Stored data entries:
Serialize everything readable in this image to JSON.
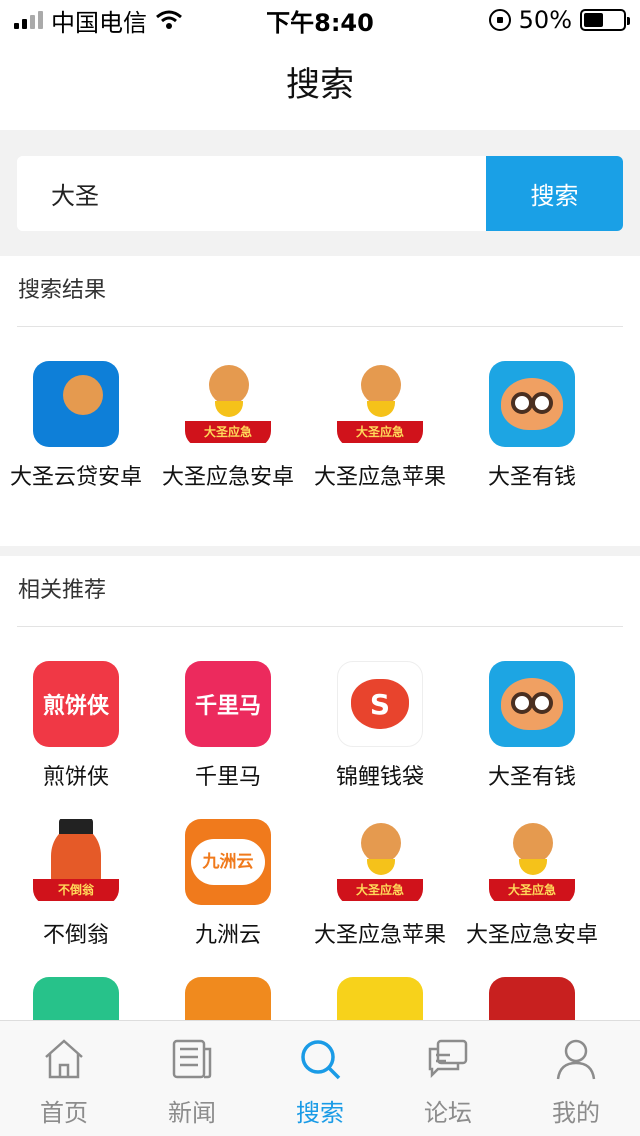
{
  "status_bar": {
    "carrier": "中国电信",
    "time": "下午8:40",
    "battery": "50%",
    "battery_level": 0.5
  },
  "nav": {
    "title": "搜索"
  },
  "search": {
    "value": "大圣",
    "button_label": "搜索"
  },
  "results": {
    "header": "搜索结果",
    "items": [
      {
        "name": "大圣云贷安卓",
        "icon": "yunda-icon"
      },
      {
        "name": "大圣应急安卓",
        "icon": "monkey-banner-icon",
        "banner": "大圣应急"
      },
      {
        "name": "大圣应急苹果",
        "icon": "monkey-banner-icon",
        "banner": "大圣应急"
      },
      {
        "name": "大圣有钱",
        "icon": "monkey-face-icon"
      }
    ]
  },
  "recommend": {
    "header": "相关推荐",
    "items": [
      {
        "name": "煎饼侠",
        "icon": "jianbing-icon",
        "icon_text": "煎饼侠"
      },
      {
        "name": "千里马",
        "icon": "horse-icon",
        "icon_text": "千里马"
      },
      {
        "name": "锦鲤钱袋",
        "icon": "money-bag-icon"
      },
      {
        "name": "大圣有钱",
        "icon": "monkey-face-icon"
      },
      {
        "name": "不倒翁",
        "icon": "tumbler-icon",
        "banner": "不倒翁"
      },
      {
        "name": "九洲云",
        "icon": "cloud-icon",
        "icon_text": "九洲云"
      },
      {
        "name": "大圣应急苹果",
        "icon": "monkey-banner-icon",
        "banner": "大圣应急"
      },
      {
        "name": "大圣应急安卓",
        "icon": "monkey-banner-icon",
        "banner": "大圣应急"
      }
    ]
  },
  "tabs": [
    {
      "label": "首页",
      "icon": "home-icon",
      "active": false
    },
    {
      "label": "新闻",
      "icon": "news-icon",
      "active": false
    },
    {
      "label": "搜索",
      "icon": "search-icon",
      "active": true
    },
    {
      "label": "论坛",
      "icon": "forum-icon",
      "active": false
    },
    {
      "label": "我的",
      "icon": "profile-icon",
      "active": false
    }
  ],
  "colors": {
    "accent": "#1aa0e6",
    "tab_active": "#1a9be6",
    "tab_inactive": "#8c8c8c"
  }
}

Exercise aim: Output the entries above exactly, without their pictures.

Result for this exercise:
Serialize everything readable in this image to JSON.
{
  "status_bar": {
    "carrier": "中国电信",
    "time": "下午8:40",
    "battery": "50%",
    "battery_level": 0.5
  },
  "nav": {
    "title": "搜索"
  },
  "search": {
    "value": "大圣",
    "button_label": "搜索"
  },
  "results": {
    "header": "搜索结果",
    "items": [
      {
        "name": "大圣云贷安卓",
        "icon": "yunda-icon"
      },
      {
        "name": "大圣应急安卓",
        "icon": "monkey-banner-icon",
        "banner": "大圣应急"
      },
      {
        "name": "大圣应急苹果",
        "icon": "monkey-banner-icon",
        "banner": "大圣应急"
      },
      {
        "name": "大圣有钱",
        "icon": "monkey-face-icon"
      }
    ]
  },
  "recommend": {
    "header": "相关推荐",
    "items": [
      {
        "name": "煎饼侠",
        "icon": "jianbing-icon",
        "icon_text": "煎饼侠"
      },
      {
        "name": "千里马",
        "icon": "horse-icon",
        "icon_text": "千里马"
      },
      {
        "name": "锦鲤钱袋",
        "icon": "money-bag-icon"
      },
      {
        "name": "大圣有钱",
        "icon": "monkey-face-icon"
      },
      {
        "name": "不倒翁",
        "icon": "tumbler-icon",
        "banner": "不倒翁"
      },
      {
        "name": "九洲云",
        "icon": "cloud-icon",
        "icon_text": "九洲云"
      },
      {
        "name": "大圣应急苹果",
        "icon": "monkey-banner-icon",
        "banner": "大圣应急"
      },
      {
        "name": "大圣应急安卓",
        "icon": "monkey-banner-icon",
        "banner": "大圣应急"
      }
    ]
  },
  "tabs": [
    {
      "label": "首页",
      "icon": "home-icon",
      "active": false
    },
    {
      "label": "新闻",
      "icon": "news-icon",
      "active": false
    },
    {
      "label": "搜索",
      "icon": "search-icon",
      "active": true
    },
    {
      "label": "论坛",
      "icon": "forum-icon",
      "active": false
    },
    {
      "label": "我的",
      "icon": "profile-icon",
      "active": false
    }
  ],
  "colors": {
    "accent": "#1aa0e6",
    "tab_active": "#1a9be6",
    "tab_inactive": "#8c8c8c"
  }
}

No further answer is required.